Data entries =
************

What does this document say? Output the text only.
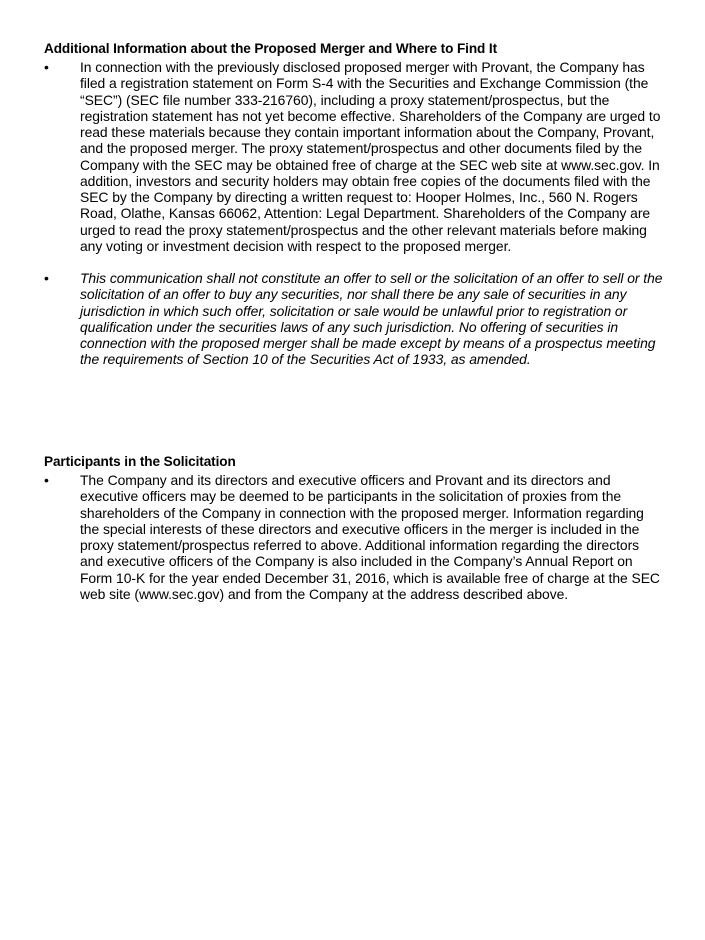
Additional Information about the Proposed Merger and Where to Find It

•	In connection with the previously disclosed proposed merger with Provant, the Company has filed a registration statement on Form S-4 with the Securities and Exchange Commission (the “SEC”) (SEC file number 333-216760), including a proxy statement/prospectus, but the registration statement has not yet become effective. Shareholders of the Company are urged to read these materials because they contain important information about the Company, Provant, and the proposed merger. The proxy statement/prospectus and other documents filed by the Company with the SEC may be obtained free of charge at the SEC web site at www.sec.gov. In addition, investors and security holders may obtain free copies of the documents filed with the SEC by the Company by directing a written request to: Hooper Holmes, Inc., 560 N. Rogers Road, Olathe, Kansas 66062, Attention: Legal Department. Shareholders of the Company are urged to read the proxy statement/prospectus and the other relevant materials before making any voting or investment decision with respect to the proposed merger.

•	This communication shall not constitute an offer to sell or the solicitation of an offer to sell or the solicitation of an offer to buy any securities, nor shall there be any sale of securities in any jurisdiction in which such offer, solicitation or sale would be unlawful prior to registration or qualification under the securities laws of any such jurisdiction. No offering of securities in connection with the proposed merger shall be made except by means of a prospectus meeting the requirements of Section 10 of the Securities Act of 1933, as amended.

Participants in the Solicitation

•	The Company and its directors and executive officers and Provant and its directors and executive officers may be deemed to be participants in the solicitation of proxies from the shareholders of the Company in connection with the proposed merger. Information regarding the special interests of these directors and executive officers in the merger is included in the proxy statement/prospectus referred to above. Additional information regarding the directors and executive officers of the Company is also included in the Company’s Annual Report on Form 10-K for the year ended December 31, 2016, which is available free of charge at the SEC web site (www.sec.gov) and from the Company at the address described above.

************

The problem =
Leaving aside the images, write out the entries above word for word.

Expected answer =
What does this document say? Output the text only.
Additional Information about the Proposed Merger and Where to Find It

•	In connection with the previously disclosed proposed merger with Provant, the Company has filed a registration statement on Form S-4 with the Securities and Exchange Commission (the “SEC”) (SEC file number 333-216760), including a proxy statement/prospectus, but the registration statement has not yet become effective. Shareholders of the Company are urged to read these materials because they contain important information about the Company, Provant, and the proposed merger. The proxy statement/prospectus and other documents filed by the Company with the SEC may be obtained free of charge at the SEC web site at www.sec.gov. In addition, investors and security holders may obtain free copies of the documents filed with the SEC by the Company by directing a written request to: Hooper Holmes, Inc., 560 N. Rogers Road, Olathe, Kansas 66062, Attention: Legal Department. Shareholders of the Company are urged to read the proxy statement/prospectus and the other relevant materials before making any voting or investment decision with respect to the proposed merger.

•	This communication shall not constitute an offer to sell or the solicitation of an offer to sell or the solicitation of an offer to buy any securities, nor shall there be any sale of securities in any jurisdiction in which such offer, solicitation or sale would be unlawful prior to registration or qualification under the securities laws of any such jurisdiction. No offering of securities in connection with the proposed merger shall be made except by means of a prospectus meeting the requirements of Section 10 of the Securities Act of 1933, as amended.

Participants in the Solicitation

•	The Company and its directors and executive officers and Provant and its directors and executive officers may be deemed to be participants in the solicitation of proxies from the shareholders of the Company in connection with the proposed merger. Information regarding the special interests of these directors and executive officers in the merger is included in the proxy statement/prospectus referred to above. Additional information regarding the directors and executive officers of the Company is also included in the Company’s Annual Report on Form 10-K for the year ended December 31, 2016, which is available free of charge at the SEC web site (www.sec.gov) and from the Company at the address described above.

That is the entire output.